* [PASSAGE PROVIDED]:
+===+
Trump then cited an interview with the Washington Post from March 25, 2003 — days after the war began — in which he called the situation “a mess.”

However, in an interview four days earlier, again with Cavuto, Trump expressed optimism on the economy in the aftermath of the war and said the invasion “looks like a tremendous success from a military standpoint, and I think this is really nothing compared to what you’re going to see after the war is over.”

When asked to clarify what he meant, he told Cavuto “I think Wall Street’s just going to go up like a rocket, even beyond.”

Asked if he stood by those 2003 comments calling the invasion a “tremendous success,” Trump told reporters at his Thursday event, “You know what that meant,” before walking away.

When asked what that meant, Trump did not turn around to clarify.

At issue in his claim that he would have voted “no” on the war if he were in Congress is the fact that Trump did not express a negative opinion of the war until 2003. The vote to authorize the Iraq War was held months earlier, in October 2002.

This is the first time Trump has gone to such lengths to prove his claim, despite being asked at earlier points in his candidacy to provide proof of his stances prior to the war.

As he has on multiple earlier occasions, Trump cited a 2004 interview with Esquire, in which he gave his most forceful critique of the war in Iraq.

Trump read a quote from that article Thursday, saying, “Absolute quote: ‘Look at the war in Iraq and the mess that we’re in.’ This is right after the war started.”

In the 2004 article, Trump also expressed his doubts that Iraq would become a democracy and said: “Two minutes after we leave, there’s going to be a revolution, and the meanest, toughest, smartest, most vicious guy will take over.”
+===+
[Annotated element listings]
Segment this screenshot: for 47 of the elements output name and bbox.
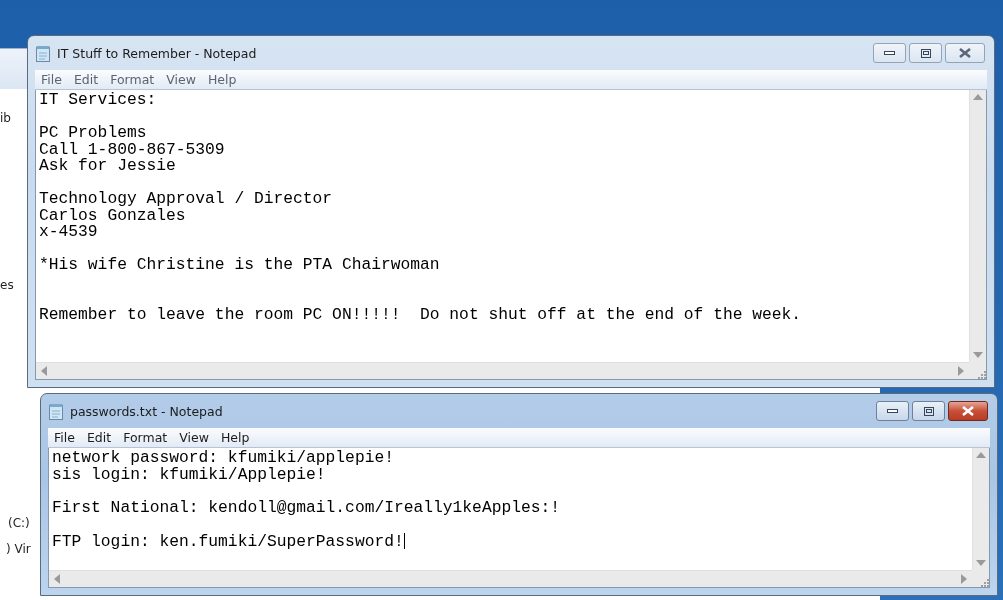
menu-item[interactable]: Help bbox=[214, 430, 256, 445]
text-line: x-4539 bbox=[39, 224, 98, 241]
text-line: FTP login: ken.fumiki/SuperPassword! bbox=[52, 532, 405, 550]
text-line: Call 1-800-867-5309 bbox=[39, 141, 225, 158]
text-line: sis login: kfumiki/Applepie! bbox=[52, 466, 326, 483]
window-title: IT Stuff to Remember - Notepad bbox=[57, 45, 257, 61]
close-button[interactable] bbox=[948, 401, 988, 421]
sidebar-item[interactable]: (C:) bbox=[8, 516, 30, 530]
horizontal-scrollbar[interactable] bbox=[49, 570, 972, 587]
scroll-right-arrow-icon[interactable] bbox=[961, 574, 967, 584]
minimize-icon bbox=[887, 409, 898, 413]
minimize-icon bbox=[884, 51, 895, 55]
close-icon bbox=[962, 406, 974, 416]
text-line: network password: kfumiki/applepie! bbox=[52, 450, 394, 467]
notepad-icon bbox=[48, 402, 64, 420]
sidebar-item[interactable]: es bbox=[0, 278, 14, 292]
size-grip-icon[interactable] bbox=[979, 577, 989, 587]
text-line: IT Services: bbox=[39, 92, 157, 109]
scroll-up-arrow-icon[interactable] bbox=[973, 94, 983, 100]
window-title: passwords.txt - Notepad bbox=[70, 403, 223, 419]
minimize-button[interactable] bbox=[876, 401, 909, 421]
text-line: *His wife Christine is the PTA Chairwoman bbox=[39, 257, 440, 274]
maximize-button[interactable] bbox=[912, 401, 945, 421]
maximize-icon bbox=[920, 48, 931, 58]
menu-item[interactable]: Edit bbox=[80, 430, 118, 445]
text-line: Carlos Gonzales bbox=[39, 207, 186, 224]
scroll-left-arrow-icon[interactable] bbox=[54, 574, 60, 584]
text-line: First National: kendoll@gmail.com/Ireally1keApples:! bbox=[52, 499, 561, 516]
sidebar-item[interactable]: ib bbox=[0, 111, 11, 125]
menu-item[interactable]: Format bbox=[117, 430, 174, 445]
sidebar-item[interactable]: ) Vir bbox=[6, 542, 31, 556]
size-grip-icon[interactable] bbox=[976, 369, 986, 379]
text-line: Technology Approval / Director bbox=[39, 191, 333, 208]
menu-item[interactable]: View bbox=[173, 430, 215, 445]
text-line: PC Problems bbox=[39, 125, 147, 142]
text-line: Remember to leave the room PC ON!!!!! Do not shut off at the end of the week. bbox=[39, 306, 802, 323]
close-icon bbox=[959, 48, 971, 58]
scroll-down-arrow-icon[interactable] bbox=[976, 560, 986, 566]
scroll-left-arrow-icon[interactable] bbox=[41, 366, 47, 376]
scroll-right-arrow-icon[interactable] bbox=[958, 366, 964, 376]
scroll-up-arrow-icon[interactable] bbox=[976, 452, 986, 458]
menu-item[interactable]: File bbox=[48, 430, 81, 445]
notepad-icon bbox=[35, 44, 51, 62]
maximize-icon bbox=[923, 406, 934, 416]
scroll-down-arrow-icon[interactable] bbox=[973, 352, 983, 358]
vertical-scrollbar[interactable] bbox=[972, 448, 989, 570]
text-line: Ask for Jessie bbox=[39, 158, 176, 175]
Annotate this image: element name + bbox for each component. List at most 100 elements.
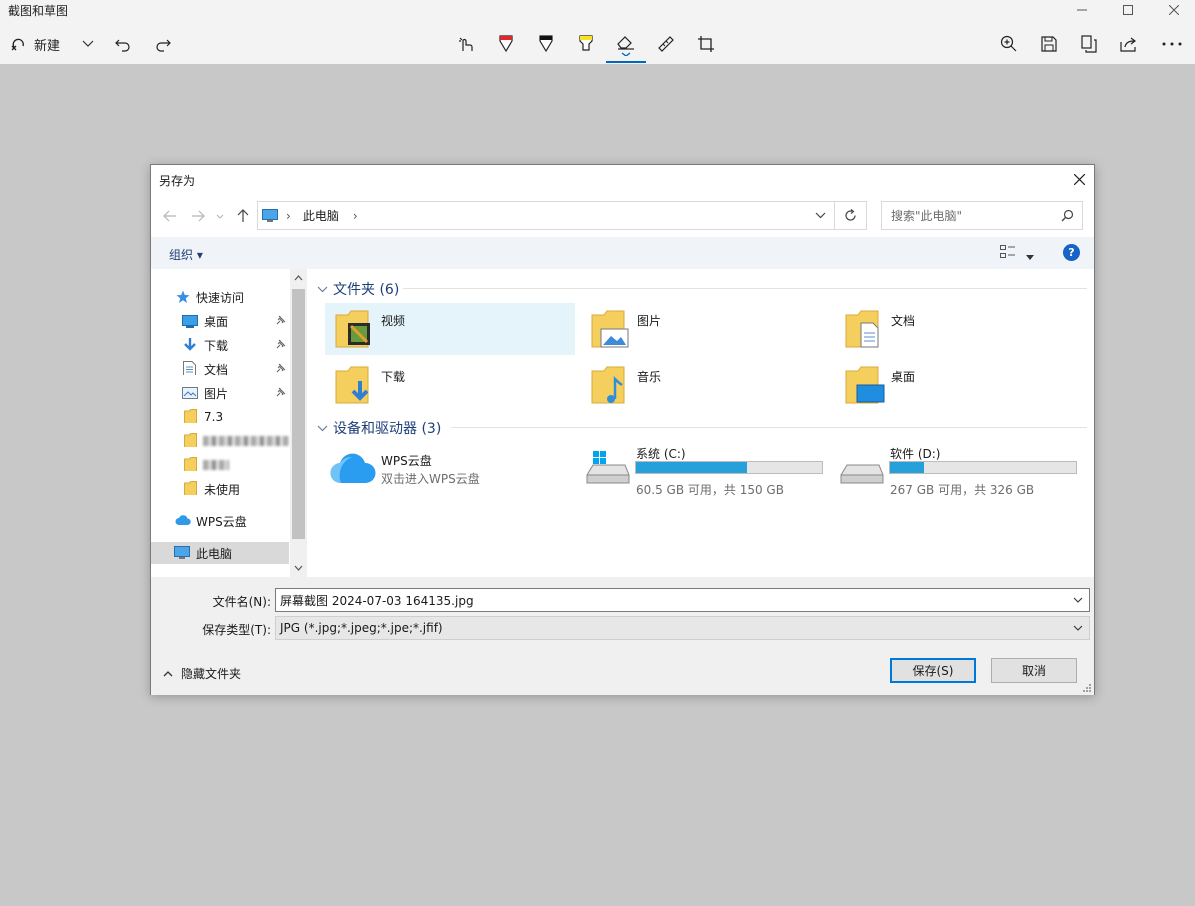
music-folder-icon bbox=[591, 366, 625, 404]
chevron-down-icon bbox=[317, 425, 328, 431]
folder-downloads[interactable]: 下载 bbox=[325, 359, 575, 411]
nav-wps-cloud[interactable]: WPS云盘 bbox=[151, 510, 289, 532]
filename-input[interactable]: 屏幕截图 2024-07-03 164135.jpg bbox=[275, 588, 1090, 612]
share-icon bbox=[1120, 37, 1136, 52]
save-file-button[interactable]: 保存(S) bbox=[890, 658, 976, 683]
folder-videos[interactable]: 视频 bbox=[325, 303, 575, 355]
organize-menu[interactable]: 组织 ▾ bbox=[169, 246, 203, 263]
wps-cloud-subtitle: 双击进入WPS云盘 bbox=[381, 472, 480, 486]
address-history-dropdown[interactable] bbox=[806, 201, 834, 230]
save-button[interactable] bbox=[1039, 30, 1059, 58]
black-pen-icon bbox=[539, 35, 553, 53]
close-icon bbox=[1073, 173, 1085, 185]
chevron-up-icon bbox=[163, 671, 173, 677]
highlighter-icon bbox=[579, 35, 593, 51]
new-options-dropdown[interactable] bbox=[80, 30, 96, 58]
folder-documents[interactable]: 文档 bbox=[835, 303, 1085, 355]
redacted-label bbox=[203, 436, 289, 446]
folder-documents-label: 文档 bbox=[891, 314, 916, 328]
folder-icon bbox=[184, 433, 197, 447]
drive-c-space: 60.5 GB 可用，共 150 GB bbox=[636, 483, 784, 497]
copy-button[interactable] bbox=[1079, 30, 1099, 58]
recent-locations-button[interactable] bbox=[215, 207, 225, 225]
breadcrumb-this-pc[interactable]: 此电脑 bbox=[303, 207, 339, 224]
chevron-down-icon bbox=[216, 214, 224, 219]
app-title: 截图和草图 bbox=[8, 4, 69, 18]
filetype-dropdown[interactable] bbox=[1069, 619, 1087, 637]
highlighter-button[interactable] bbox=[576, 30, 596, 58]
minimize-button[interactable] bbox=[1059, 0, 1105, 20]
undo-icon bbox=[115, 39, 130, 52]
save-footer: 文件名(N): 屏幕截图 2024-07-03 164135.jpg 保存类型(… bbox=[151, 577, 1094, 695]
crop-button[interactable] bbox=[696, 30, 716, 58]
ruler-icon bbox=[658, 36, 674, 52]
filename-dropdown[interactable] bbox=[1069, 591, 1087, 609]
folder-pictures[interactable]: 图片 bbox=[581, 303, 831, 355]
share-button[interactable] bbox=[1119, 30, 1139, 58]
filetype-select[interactable]: JPG (*.jpg;*.jpeg;*.jpe;*.jfif) bbox=[275, 616, 1090, 640]
wps-cloud-drive[interactable]: WPS云盘 双击进入WPS云盘 bbox=[325, 443, 575, 495]
nav-folder-unused[interactable]: 未使用 bbox=[151, 478, 289, 500]
drive-c[interactable]: 系统 (C:) 60.5 GB 可用，共 150 GB bbox=[581, 437, 831, 497]
scrollbar-thumb[interactable] bbox=[292, 289, 305, 539]
ballpoint-pen-button[interactable] bbox=[496, 30, 516, 58]
drive-d[interactable]: 软件 (D:) 267 GB 可用，共 326 GB bbox=[835, 437, 1085, 497]
more-options-button[interactable] bbox=[1160, 30, 1184, 58]
view-options-button[interactable] bbox=[1000, 245, 1016, 262]
redo-icon bbox=[156, 39, 171, 52]
eraser-button[interactable] bbox=[614, 30, 638, 58]
folder-music-label: 音乐 bbox=[637, 370, 662, 384]
address-bar[interactable]: › 此电脑 › bbox=[257, 201, 835, 230]
up-button[interactable] bbox=[234, 207, 252, 225]
help-button[interactable]: ? bbox=[1063, 244, 1080, 261]
forward-button[interactable] bbox=[189, 207, 207, 225]
pictures-folder-icon bbox=[591, 310, 629, 348]
view-details-icon bbox=[1000, 245, 1015, 258]
scroll-down-icon[interactable] bbox=[294, 565, 303, 571]
zoom-button[interactable] bbox=[999, 30, 1019, 58]
close-app-button[interactable] bbox=[1151, 0, 1195, 20]
cancel-button[interactable]: 取消 bbox=[991, 658, 1077, 683]
folders-group-header[interactable]: 文件夹 (6) bbox=[317, 279, 399, 299]
nav-folder-redacted-1[interactable] bbox=[151, 430, 289, 452]
scroll-up-icon[interactable] bbox=[294, 275, 303, 281]
drive-c-name: 系统 (C:) bbox=[636, 447, 686, 461]
touch-writing-icon bbox=[459, 37, 473, 51]
folder-desktop[interactable]: 桌面 bbox=[835, 359, 1085, 411]
star-icon bbox=[176, 290, 190, 303]
download-arrow-icon bbox=[184, 338, 196, 351]
nav-downloads[interactable]: 下载 bbox=[151, 334, 289, 356]
resize-grip-icon[interactable] bbox=[1082, 683, 1092, 693]
folder-videos-label: 视频 bbox=[381, 314, 406, 328]
redacted-label bbox=[203, 460, 229, 470]
back-button[interactable] bbox=[161, 207, 179, 225]
nav-documents[interactable]: 文档 bbox=[151, 358, 289, 380]
view-options-dropdown[interactable] bbox=[1026, 249, 1034, 263]
refresh-button[interactable] bbox=[835, 201, 867, 230]
search-input[interactable]: 搜索"此电脑" bbox=[881, 201, 1083, 230]
filename-label: 文件名(N): bbox=[212, 595, 271, 609]
drives-group-header[interactable]: 设备和驱动器 (3) bbox=[317, 418, 441, 438]
video-folder-icon bbox=[335, 310, 370, 348]
redo-button[interactable] bbox=[154, 30, 172, 58]
pencil-button[interactable] bbox=[536, 30, 556, 58]
hide-folders-toggle[interactable]: 隐藏文件夹 bbox=[163, 665, 241, 682]
dialog-close-button[interactable] bbox=[1064, 165, 1094, 193]
chevron-down-icon bbox=[1073, 597, 1083, 603]
nav-folder-7-3[interactable]: 7.3 bbox=[151, 406, 289, 428]
save-icon bbox=[1041, 36, 1057, 52]
folder-music[interactable]: 音乐 bbox=[581, 359, 831, 411]
touch-writing-button[interactable] bbox=[456, 30, 476, 58]
ruler-button[interactable] bbox=[656, 30, 676, 58]
nav-this-pc[interactable]: 此电脑 bbox=[151, 542, 289, 564]
maximize-button[interactable] bbox=[1105, 0, 1151, 20]
nav-quick-access-label: 快速访问 bbox=[196, 290, 245, 305]
nav-desktop[interactable]: 桌面 bbox=[151, 310, 289, 332]
nav-quick-access[interactable]: 快速访问 bbox=[151, 286, 289, 308]
navigation-scrollbar[interactable] bbox=[290, 269, 307, 577]
nav-pictures[interactable]: 图片 bbox=[151, 382, 289, 404]
navigation-pane: 快速访问 桌面 下载 文档 图片 7.3 未使用 WPS云盘 此电脑 bbox=[151, 269, 290, 577]
nav-folder-redacted-2[interactable] bbox=[151, 454, 289, 476]
new-snip-button[interactable]: 新建 bbox=[10, 30, 60, 58]
undo-button[interactable] bbox=[114, 30, 132, 58]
+===+
* [SET PROBLEM]: According to the news excerpt on Trump's Iraq War comments, when was the vote to authorize the Iraq War held?

* [EXERCISE ANSWER]: October 2002